Write out all of the data without omission, exactly as shown.

★ ★ ★

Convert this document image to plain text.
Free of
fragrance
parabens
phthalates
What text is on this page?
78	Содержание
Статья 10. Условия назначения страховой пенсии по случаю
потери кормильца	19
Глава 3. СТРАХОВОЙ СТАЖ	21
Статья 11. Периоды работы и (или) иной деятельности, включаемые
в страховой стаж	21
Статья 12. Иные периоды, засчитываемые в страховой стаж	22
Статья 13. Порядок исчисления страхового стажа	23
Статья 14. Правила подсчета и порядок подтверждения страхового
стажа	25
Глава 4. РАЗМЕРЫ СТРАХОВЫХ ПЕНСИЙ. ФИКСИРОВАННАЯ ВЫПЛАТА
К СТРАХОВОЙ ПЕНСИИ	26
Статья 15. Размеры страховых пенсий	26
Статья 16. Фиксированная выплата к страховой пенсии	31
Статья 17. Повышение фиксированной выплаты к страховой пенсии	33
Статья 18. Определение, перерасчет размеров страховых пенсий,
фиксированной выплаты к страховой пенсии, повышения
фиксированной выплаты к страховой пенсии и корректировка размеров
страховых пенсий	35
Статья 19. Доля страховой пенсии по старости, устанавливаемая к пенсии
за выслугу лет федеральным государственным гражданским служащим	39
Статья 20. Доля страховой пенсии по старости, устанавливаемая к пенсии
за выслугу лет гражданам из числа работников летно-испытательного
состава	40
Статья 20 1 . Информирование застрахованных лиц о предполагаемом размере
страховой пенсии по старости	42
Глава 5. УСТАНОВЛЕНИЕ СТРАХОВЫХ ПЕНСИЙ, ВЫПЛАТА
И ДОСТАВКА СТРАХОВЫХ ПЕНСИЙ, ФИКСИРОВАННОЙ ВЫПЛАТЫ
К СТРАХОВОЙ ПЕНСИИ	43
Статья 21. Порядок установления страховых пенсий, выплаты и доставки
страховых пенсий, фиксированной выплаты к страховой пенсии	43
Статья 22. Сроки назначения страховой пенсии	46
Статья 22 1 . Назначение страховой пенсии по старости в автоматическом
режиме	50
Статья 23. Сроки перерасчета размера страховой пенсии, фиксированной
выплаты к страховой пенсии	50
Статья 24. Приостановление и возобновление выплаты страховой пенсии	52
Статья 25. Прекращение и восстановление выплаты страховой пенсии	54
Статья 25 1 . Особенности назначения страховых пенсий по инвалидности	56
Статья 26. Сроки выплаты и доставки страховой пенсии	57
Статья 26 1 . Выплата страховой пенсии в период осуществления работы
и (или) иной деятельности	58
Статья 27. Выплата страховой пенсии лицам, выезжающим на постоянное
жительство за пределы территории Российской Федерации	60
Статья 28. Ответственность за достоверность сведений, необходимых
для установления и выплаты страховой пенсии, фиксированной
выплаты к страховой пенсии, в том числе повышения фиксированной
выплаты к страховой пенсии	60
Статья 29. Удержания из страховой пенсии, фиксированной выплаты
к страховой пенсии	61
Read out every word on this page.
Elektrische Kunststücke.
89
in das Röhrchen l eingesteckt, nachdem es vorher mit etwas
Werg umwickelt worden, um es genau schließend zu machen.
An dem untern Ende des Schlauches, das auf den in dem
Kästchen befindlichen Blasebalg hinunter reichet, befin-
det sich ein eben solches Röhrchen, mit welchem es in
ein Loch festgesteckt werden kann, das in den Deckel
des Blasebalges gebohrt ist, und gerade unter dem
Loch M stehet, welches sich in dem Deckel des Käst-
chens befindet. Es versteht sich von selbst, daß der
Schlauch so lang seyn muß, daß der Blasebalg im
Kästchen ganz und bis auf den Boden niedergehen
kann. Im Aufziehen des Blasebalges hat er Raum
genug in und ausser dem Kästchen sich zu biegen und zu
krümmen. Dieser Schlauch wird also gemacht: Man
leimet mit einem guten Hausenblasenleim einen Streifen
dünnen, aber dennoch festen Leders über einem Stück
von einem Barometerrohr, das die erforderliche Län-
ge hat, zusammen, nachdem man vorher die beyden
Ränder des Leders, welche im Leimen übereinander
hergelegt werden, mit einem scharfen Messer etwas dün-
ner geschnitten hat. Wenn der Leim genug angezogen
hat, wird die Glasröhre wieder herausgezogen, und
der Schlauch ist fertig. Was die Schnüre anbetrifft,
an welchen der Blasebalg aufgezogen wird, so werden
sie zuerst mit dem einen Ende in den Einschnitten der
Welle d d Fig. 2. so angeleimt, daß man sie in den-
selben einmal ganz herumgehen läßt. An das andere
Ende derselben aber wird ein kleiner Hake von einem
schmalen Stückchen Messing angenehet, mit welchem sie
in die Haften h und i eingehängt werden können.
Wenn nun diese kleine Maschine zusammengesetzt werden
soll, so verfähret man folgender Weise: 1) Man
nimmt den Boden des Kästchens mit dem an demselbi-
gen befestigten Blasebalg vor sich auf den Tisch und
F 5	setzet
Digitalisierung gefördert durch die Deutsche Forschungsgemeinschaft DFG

★ ★ ★

> [FINISHED TASK]:
Convert this document image to plain text.
Free of
fragrance
parabens
phthalates
What text is on this page?
78	Содержание
Статья 10. Условия назначения страховой пенсии по случаю
потери кормильца	19
Глава 3. СТРАХОВОЙ СТАЖ	21
Статья 11. Периоды работы и (или) иной деятельности, включаемые
в страховой стаж	21
Статья 12. Иные периоды, засчитываемые в страховой стаж	22
Статья 13. Порядок исчисления страхового стажа	23
Статья 14. Правила подсчета и порядок подтверждения страхового
стажа	25
Глава 4. РАЗМЕРЫ СТРАХОВЫХ ПЕНСИЙ. ФИКСИРОВАННАЯ ВЫПЛАТА
К СТРАХОВОЙ ПЕНСИИ	26
Статья 15. Размеры страховых пенсий	26
Статья 16. Фиксированная выплата к страховой пенсии	31
Статья 17. Повышение фиксированной выплаты к страховой пенсии	33
Статья 18. Определение, перерасчет размеров страховых пенсий,
фиксированной выплаты к страховой пенсии, повышения
фиксированной выплаты к страховой пенсии и корректировка размеров
страховых пенсий	35
Статья 19. Доля страховой пенсии по старости, устанавливаемая к пенсии
за выслугу лет федеральным государственным гражданским служащим	39
Статья 20. Доля страховой пенсии по старости, устанавливаемая к пенсии
за выслугу лет гражданам из числа работников летно-испытательного
состава	40
Статья 20 1 . Информирование застрахованных лиц о предполагаемом размере
страховой пенсии по старости	42
Глава 5. УСТАНОВЛЕНИЕ СТРАХОВЫХ ПЕНСИЙ, ВЫПЛАТА
И ДОСТАВКА СТРАХОВЫХ ПЕНСИЙ, ФИКСИРОВАННОЙ ВЫПЛАТЫ
К СТРАХОВОЙ ПЕНСИИ	43
Статья 21. Порядок установления страховых пенсий, выплаты и доставки
страховых пенсий, фиксированной выплаты к страховой пенсии	43
Статья 22. Сроки назначения страховой пенсии	46
Статья 22 1 . Назначение страховой пенсии по старости в автоматическом
режиме	50
Статья 23. Сроки перерасчета размера страховой пенсии, фиксированной
выплаты к страховой пенсии	50
Статья 24. Приостановление и возобновление выплаты страховой пенсии	52
Статья 25. Прекращение и восстановление выплаты страховой пенсии	54
Статья 25 1 . Особенности назначения страховых пенсий по инвалидности	56
Статья 26. Сроки выплаты и доставки страховой пенсии	57
Статья 26 1 . Выплата страховой пенсии в период осуществления работы
и (или) иной деятельности	58
Статья 27. Выплата страховой пенсии лицам, выезжающим на постоянное
жительство за пределы территории Российской Федерации	60
Статья 28. Ответственность за достоверность сведений, необходимых
для установления и выплаты страховой пенсии, фиксированной
выплаты к страховой пенсии, в том числе повышения фиксированной
выплаты к страховой пенсии	60
Статья 29. Удержания из страховой пенсии, фиксированной выплаты
к страховой пенсии	61
Read out every word on this page.
Elektrische Kunststücke.
89
in das Röhrchen l eingesteckt, nachdem es vorher mit etwas
Werg umwickelt worden, um es genau schließend zu machen.
An dem untern Ende des Schlauches, das auf den in dem
Kästchen befindlichen Blasebalg hinunter reichet, befin-
det sich ein eben solches Röhrchen, mit welchem es in
ein Loch festgesteckt werden kann, das in den Deckel
des Blasebalges gebohrt ist, und gerade unter dem
Loch M stehet, welches sich in dem Deckel des Käst-
chens befindet. Es versteht sich von selbst, daß der
Schlauch so lang seyn muß, daß der Blasebalg im
Kästchen ganz und bis auf den Boden niedergehen
kann. Im Aufziehen des Blasebalges hat er Raum
genug in und ausser dem Kästchen sich zu biegen und zu
krümmen. Dieser Schlauch wird also gemacht: Man
leimet mit einem guten Hausenblasenleim einen Streifen
dünnen, aber dennoch festen Leders über einem Stück
von einem Barometerrohr, das die erforderliche Län-
ge hat, zusammen, nachdem man vorher die beyden
Ränder des Leders, welche im Leimen übereinander
hergelegt werden, mit einem scharfen Messer etwas dün-
ner geschnitten hat. Wenn der Leim genug angezogen
hat, wird die Glasröhre wieder herausgezogen, und
der Schlauch ist fertig. Was die Schnüre anbetrifft,
an welchen der Blasebalg aufgezogen wird, so werden
sie zuerst mit dem einen Ende in den Einschnitten der
Welle d d Fig. 2. so angeleimt, daß man sie in den-
selben einmal ganz herumgehen läßt. An das andere
Ende derselben aber wird ein kleiner Hake von einem
schmalen Stückchen Messing angenehet, mit welchem sie
in die Haften h und i eingehängt werden können.
Wenn nun diese kleine Maschine zusammengesetzt werden
soll, so verfähret man folgender Weise: 1) Man
nimmt den Boden des Kästchens mit dem an demselbi-
gen befestigten Blasebalg vor sich auf den Tisch und
F 5	setzet
Digitalisierung gefördert durch die Deutsche Forschungsgemeinschaft DFG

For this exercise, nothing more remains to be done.